*EXERCISE BRIEF*: Identify the lines in the data below that contain "JSON" and give only how many there are.

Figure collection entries
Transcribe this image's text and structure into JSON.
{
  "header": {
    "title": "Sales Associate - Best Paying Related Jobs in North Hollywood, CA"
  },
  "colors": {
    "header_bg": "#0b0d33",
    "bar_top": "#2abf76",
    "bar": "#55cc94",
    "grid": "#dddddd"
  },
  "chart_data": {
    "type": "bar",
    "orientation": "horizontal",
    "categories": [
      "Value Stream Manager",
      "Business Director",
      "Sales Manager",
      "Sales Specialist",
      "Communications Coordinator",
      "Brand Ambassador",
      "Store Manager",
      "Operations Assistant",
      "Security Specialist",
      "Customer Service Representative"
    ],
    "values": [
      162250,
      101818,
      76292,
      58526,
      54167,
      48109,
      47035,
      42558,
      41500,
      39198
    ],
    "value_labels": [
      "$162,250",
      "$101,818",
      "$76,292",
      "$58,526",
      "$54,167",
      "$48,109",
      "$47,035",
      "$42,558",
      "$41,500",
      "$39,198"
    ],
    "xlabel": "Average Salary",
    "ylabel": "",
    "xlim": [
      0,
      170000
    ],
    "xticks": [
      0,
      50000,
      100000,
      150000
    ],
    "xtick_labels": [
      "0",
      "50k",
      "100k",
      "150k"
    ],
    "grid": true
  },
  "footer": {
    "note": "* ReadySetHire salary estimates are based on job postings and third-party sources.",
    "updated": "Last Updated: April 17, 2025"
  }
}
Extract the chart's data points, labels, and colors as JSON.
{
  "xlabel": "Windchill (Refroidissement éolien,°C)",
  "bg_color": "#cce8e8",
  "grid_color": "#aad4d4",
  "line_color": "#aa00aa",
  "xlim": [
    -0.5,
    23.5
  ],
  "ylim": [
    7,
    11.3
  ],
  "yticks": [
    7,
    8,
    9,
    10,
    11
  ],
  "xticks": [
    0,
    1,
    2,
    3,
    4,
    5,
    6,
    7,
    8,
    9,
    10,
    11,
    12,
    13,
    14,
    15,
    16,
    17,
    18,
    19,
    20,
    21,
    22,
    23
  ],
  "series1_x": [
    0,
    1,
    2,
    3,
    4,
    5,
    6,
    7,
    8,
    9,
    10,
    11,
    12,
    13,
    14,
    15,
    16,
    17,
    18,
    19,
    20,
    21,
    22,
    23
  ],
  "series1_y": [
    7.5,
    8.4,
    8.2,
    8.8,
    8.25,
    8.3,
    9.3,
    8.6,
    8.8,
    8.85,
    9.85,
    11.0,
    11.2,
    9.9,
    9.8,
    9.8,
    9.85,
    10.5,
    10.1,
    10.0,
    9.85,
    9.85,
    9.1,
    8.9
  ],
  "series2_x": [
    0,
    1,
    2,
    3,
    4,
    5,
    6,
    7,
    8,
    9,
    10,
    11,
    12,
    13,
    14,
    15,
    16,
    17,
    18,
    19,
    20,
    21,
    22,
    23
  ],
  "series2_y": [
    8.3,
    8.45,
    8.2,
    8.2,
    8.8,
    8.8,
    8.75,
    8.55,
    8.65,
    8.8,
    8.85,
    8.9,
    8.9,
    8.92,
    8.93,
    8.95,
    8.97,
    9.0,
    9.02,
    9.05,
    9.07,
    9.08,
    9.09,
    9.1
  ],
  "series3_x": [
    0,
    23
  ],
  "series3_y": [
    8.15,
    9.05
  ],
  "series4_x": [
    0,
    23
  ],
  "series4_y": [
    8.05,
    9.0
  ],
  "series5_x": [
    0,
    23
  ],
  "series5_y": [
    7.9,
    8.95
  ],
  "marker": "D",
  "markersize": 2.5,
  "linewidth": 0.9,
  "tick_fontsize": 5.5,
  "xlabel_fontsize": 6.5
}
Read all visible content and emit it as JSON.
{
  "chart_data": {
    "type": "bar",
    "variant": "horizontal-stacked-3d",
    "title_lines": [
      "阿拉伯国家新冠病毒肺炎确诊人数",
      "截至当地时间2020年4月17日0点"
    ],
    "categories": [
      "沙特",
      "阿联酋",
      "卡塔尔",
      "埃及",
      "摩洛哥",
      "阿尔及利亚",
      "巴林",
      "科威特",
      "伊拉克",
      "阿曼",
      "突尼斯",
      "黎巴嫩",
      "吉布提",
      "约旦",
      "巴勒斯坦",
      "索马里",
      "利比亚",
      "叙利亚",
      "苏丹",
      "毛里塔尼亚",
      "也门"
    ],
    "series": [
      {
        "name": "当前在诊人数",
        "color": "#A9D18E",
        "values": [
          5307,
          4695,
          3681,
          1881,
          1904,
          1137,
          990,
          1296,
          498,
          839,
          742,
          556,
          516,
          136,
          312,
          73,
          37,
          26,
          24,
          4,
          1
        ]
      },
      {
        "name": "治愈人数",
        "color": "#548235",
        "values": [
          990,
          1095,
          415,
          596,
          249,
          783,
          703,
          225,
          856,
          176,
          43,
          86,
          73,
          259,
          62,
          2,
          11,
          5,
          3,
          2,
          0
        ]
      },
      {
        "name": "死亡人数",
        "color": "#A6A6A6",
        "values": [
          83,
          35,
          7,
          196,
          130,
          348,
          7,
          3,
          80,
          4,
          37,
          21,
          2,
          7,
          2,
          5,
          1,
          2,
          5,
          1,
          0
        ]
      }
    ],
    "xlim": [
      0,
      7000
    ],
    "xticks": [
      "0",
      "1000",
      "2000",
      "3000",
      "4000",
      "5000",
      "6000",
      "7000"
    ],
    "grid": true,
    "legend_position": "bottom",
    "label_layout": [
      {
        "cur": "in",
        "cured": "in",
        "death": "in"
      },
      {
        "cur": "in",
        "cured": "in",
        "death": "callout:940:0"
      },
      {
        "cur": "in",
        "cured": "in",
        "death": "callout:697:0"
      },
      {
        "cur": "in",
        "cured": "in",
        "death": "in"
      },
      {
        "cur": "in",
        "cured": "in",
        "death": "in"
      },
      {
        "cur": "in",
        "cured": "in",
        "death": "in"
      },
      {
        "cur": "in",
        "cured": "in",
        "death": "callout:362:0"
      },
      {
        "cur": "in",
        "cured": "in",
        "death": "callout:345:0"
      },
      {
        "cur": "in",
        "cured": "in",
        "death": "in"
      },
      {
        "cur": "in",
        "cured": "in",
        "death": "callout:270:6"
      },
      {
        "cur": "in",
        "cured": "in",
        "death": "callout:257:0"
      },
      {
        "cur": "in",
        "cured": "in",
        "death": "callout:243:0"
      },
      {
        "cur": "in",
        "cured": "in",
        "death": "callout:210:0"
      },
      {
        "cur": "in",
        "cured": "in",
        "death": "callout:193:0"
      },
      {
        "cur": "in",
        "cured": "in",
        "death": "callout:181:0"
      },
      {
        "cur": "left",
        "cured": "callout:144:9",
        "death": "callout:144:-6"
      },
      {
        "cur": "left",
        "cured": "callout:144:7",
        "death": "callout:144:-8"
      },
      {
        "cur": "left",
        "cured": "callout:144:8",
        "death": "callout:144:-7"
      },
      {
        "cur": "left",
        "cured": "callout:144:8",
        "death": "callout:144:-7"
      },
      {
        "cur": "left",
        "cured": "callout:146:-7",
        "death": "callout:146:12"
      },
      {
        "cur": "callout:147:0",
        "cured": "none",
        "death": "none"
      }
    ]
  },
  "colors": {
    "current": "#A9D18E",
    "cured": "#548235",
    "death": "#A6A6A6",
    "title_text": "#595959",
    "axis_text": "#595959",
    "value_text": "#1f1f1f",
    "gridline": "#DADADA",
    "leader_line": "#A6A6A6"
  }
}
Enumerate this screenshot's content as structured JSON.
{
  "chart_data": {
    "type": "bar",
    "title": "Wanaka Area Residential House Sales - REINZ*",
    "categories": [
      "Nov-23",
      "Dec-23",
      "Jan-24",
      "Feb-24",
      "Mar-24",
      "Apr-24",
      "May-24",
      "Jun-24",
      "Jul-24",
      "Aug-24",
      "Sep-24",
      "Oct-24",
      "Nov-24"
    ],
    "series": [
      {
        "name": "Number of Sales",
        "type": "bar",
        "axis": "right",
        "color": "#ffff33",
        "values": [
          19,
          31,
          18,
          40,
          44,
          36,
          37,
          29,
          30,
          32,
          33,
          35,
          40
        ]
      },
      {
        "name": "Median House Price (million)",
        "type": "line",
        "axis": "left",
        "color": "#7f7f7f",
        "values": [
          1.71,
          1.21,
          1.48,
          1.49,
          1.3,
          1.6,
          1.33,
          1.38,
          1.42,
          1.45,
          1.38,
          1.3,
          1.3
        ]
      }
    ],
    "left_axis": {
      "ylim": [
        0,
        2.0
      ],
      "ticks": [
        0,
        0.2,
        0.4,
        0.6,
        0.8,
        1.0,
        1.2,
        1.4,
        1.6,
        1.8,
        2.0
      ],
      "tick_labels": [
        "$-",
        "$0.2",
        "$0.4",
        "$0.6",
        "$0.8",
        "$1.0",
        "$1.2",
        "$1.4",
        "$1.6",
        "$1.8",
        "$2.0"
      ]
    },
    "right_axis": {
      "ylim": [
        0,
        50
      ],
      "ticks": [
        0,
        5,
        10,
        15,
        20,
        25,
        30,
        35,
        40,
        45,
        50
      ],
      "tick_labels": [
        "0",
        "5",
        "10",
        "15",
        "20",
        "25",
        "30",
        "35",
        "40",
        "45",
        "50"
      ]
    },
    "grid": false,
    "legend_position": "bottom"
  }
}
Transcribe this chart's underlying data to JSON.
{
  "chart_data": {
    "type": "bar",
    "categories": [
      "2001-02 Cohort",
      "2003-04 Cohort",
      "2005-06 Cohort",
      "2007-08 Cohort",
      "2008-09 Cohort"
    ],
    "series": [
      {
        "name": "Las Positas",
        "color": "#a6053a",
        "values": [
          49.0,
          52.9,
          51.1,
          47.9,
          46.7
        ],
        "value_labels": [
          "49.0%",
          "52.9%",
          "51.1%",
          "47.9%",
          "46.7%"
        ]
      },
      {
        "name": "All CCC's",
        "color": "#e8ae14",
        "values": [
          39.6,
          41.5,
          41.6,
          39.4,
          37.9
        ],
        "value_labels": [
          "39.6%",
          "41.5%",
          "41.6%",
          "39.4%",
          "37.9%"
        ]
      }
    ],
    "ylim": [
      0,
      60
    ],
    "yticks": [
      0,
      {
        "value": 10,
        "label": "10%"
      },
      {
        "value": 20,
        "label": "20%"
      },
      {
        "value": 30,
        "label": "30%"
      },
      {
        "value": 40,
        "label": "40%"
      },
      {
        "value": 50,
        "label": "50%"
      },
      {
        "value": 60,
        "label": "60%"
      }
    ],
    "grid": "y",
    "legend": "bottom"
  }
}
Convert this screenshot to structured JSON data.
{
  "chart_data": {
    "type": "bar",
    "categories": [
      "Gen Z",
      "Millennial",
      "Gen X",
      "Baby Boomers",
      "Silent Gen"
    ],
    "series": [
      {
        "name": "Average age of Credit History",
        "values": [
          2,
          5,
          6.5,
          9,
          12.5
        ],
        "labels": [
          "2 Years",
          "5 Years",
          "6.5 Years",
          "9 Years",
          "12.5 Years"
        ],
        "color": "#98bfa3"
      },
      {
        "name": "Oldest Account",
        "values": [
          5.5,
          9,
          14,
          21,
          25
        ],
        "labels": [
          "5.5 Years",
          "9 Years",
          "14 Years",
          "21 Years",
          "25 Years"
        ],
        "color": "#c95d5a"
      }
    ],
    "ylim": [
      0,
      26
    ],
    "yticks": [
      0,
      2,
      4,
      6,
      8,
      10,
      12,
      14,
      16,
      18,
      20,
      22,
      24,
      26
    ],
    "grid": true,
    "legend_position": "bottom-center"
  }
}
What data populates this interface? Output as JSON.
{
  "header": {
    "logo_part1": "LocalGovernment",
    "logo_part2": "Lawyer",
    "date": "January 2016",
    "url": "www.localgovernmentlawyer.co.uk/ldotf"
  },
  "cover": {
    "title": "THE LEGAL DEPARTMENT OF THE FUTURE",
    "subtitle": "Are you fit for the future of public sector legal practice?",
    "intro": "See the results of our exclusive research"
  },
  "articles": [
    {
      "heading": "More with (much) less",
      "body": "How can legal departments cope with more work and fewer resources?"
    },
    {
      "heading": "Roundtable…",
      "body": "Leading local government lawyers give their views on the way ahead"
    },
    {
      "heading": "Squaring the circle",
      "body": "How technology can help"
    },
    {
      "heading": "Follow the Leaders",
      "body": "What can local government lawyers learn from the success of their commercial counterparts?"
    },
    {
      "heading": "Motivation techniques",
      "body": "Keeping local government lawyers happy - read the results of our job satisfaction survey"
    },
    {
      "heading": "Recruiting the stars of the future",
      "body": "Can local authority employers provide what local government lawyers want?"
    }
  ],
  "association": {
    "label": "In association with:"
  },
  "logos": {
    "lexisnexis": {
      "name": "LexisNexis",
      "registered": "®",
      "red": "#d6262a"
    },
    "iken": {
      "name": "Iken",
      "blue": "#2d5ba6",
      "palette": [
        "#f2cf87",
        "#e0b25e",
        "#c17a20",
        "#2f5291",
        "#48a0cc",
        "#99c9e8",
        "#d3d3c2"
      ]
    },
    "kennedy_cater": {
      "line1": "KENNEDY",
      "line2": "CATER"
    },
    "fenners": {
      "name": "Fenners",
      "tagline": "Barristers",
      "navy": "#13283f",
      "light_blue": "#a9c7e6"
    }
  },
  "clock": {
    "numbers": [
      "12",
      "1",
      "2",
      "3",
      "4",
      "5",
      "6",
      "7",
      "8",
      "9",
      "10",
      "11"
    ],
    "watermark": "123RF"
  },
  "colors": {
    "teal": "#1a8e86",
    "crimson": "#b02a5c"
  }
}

*WRITTEN RESPONSE*: 7